*What is expected*. Retype the material below. Keep every word exactly as it is.

Stored records:
----
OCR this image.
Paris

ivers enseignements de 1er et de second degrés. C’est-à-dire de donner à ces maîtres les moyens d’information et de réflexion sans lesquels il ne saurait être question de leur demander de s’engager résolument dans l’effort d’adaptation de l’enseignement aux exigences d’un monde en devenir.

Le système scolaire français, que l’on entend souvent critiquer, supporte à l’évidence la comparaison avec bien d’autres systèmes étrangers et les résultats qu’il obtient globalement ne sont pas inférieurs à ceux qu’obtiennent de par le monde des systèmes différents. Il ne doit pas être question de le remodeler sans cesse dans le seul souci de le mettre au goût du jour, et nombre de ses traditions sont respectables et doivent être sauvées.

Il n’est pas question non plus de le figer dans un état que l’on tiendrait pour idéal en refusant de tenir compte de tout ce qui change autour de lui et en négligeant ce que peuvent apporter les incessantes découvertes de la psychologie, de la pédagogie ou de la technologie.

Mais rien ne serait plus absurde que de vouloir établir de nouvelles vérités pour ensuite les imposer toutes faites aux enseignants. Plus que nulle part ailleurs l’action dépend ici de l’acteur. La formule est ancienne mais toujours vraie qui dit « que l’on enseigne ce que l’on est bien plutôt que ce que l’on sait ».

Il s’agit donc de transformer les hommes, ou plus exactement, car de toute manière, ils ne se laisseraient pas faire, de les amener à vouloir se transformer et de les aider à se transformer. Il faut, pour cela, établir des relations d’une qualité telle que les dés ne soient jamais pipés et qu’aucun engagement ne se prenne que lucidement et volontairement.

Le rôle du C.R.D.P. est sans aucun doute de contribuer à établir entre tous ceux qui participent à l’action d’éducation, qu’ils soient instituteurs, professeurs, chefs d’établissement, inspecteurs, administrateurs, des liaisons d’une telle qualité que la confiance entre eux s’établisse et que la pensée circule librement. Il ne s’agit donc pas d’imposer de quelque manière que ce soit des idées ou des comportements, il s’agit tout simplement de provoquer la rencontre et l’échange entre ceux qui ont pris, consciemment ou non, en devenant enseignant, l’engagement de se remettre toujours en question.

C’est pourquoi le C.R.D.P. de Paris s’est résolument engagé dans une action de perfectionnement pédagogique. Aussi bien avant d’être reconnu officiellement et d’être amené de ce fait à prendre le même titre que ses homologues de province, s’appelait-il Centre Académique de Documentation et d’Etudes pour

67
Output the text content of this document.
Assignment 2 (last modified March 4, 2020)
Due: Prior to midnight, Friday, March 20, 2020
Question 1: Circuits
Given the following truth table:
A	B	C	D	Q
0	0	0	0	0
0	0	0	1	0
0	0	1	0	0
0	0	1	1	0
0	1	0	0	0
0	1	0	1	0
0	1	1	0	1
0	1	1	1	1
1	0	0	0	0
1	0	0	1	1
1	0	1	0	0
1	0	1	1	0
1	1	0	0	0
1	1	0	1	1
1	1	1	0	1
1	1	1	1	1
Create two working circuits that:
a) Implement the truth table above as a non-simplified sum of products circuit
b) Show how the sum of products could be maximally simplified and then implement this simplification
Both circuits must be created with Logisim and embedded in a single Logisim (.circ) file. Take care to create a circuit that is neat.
----
*Worked answer*.
OCR this image.
Paris

ivers enseignements de 1er et de second degrés. C’est-à-dire de donner à ces maîtres les moyens d’information et de réflexion sans lesquels il ne saurait être question de leur demander de s’engager résolument dans l’effort d’adaptation de l’enseignement aux exigences d’un monde en devenir.

Le système scolaire français, que l’on entend souvent critiquer, supporte à l’évidence la comparaison avec bien d’autres systèmes étrangers et les résultats qu’il obtient globalement ne sont pas inférieurs à ceux qu’obtiennent de par le monde des systèmes différents. Il ne doit pas être question de le remodeler sans cesse dans le seul souci de le mettre au goût du jour, et nombre de ses traditions sont respectables et doivent être sauvées.

Il n’est pas question non plus de le figer dans un état que l’on tiendrait pour idéal en refusant de tenir compte de tout ce qui change autour de lui et en négligeant ce que peuvent apporter les incessantes découvertes de la psychologie, de la pédagogie ou de la technologie.

Mais rien ne serait plus absurde que de vouloir établir de nouvelles vérités pour ensuite les imposer toutes faites aux enseignants. Plus que nulle part ailleurs l’action dépend ici de l’acteur. La formule est ancienne mais toujours vraie qui dit « que l’on enseigne ce que l’on est bien plutôt que ce que l’on sait ».

Il s’agit donc de transformer les hommes, ou plus exactement, car de toute manière, ils ne se laisseraient pas faire, de les amener à vouloir se transformer et de les aider à se transformer. Il faut, pour cela, établir des relations d’une qualité telle que les dés ne soient jamais pipés et qu’aucun engagement ne se prenne que lucidement et volontairement.

Le rôle du C.R.D.P. est sans aucun doute de contribuer à établir entre tous ceux qui participent à l’action d’éducation, qu’ils soient instituteurs, professeurs, chefs d’établissement, inspecteurs, administrateurs, des liaisons d’une telle qualité que la confiance entre eux s’établisse et que la pensée circule librement. Il ne s’agit donc pas d’imposer de quelque manière que ce soit des idées ou des comportements, il s’agit tout simplement de provoquer la rencontre et l’échange entre ceux qui ont pris, consciemment ou non, en devenant enseignant, l’engagement de se remettre toujours en question.

C’est pourquoi le C.R.D.P. de Paris s’est résolument engagé dans une action de perfectionnement pédagogique. Aussi bien avant d’être reconnu officiellement et d’être amené de ce fait à prendre le même titre que ses homologues de province, s’appelait-il Centre Académique de Documentation et d’Etudes pour

67
Output the text content of this document.
Assignment 2 (last modified March 4, 2020)
Due: Prior to midnight, Friday, March 20, 2020
Question 1: Circuits
Given the following truth table:
A	B	C	D	Q
0	0	0	0	0
0	0	0	1	0
0	0	1	0	0
0	0	1	1	0
0	1	0	0	0
0	1	0	1	0
0	1	1	0	1
0	1	1	1	1
1	0	0	0	0
1	0	0	1	1
1	0	1	0	0
1	0	1	1	0
1	1	0	0	0
1	1	0	1	1
1	1	1	0	1
1	1	1	1	1
Create two working circuits that:
a) Implement the truth table above as a non-simplified sum of products circuit
b) Show how the sum of products could be maximally simplified and then implement this simplification
Both circuits must be created with Logisim and embedded in a single Logisim (.circ) file. Take care to create a circuit that is neat.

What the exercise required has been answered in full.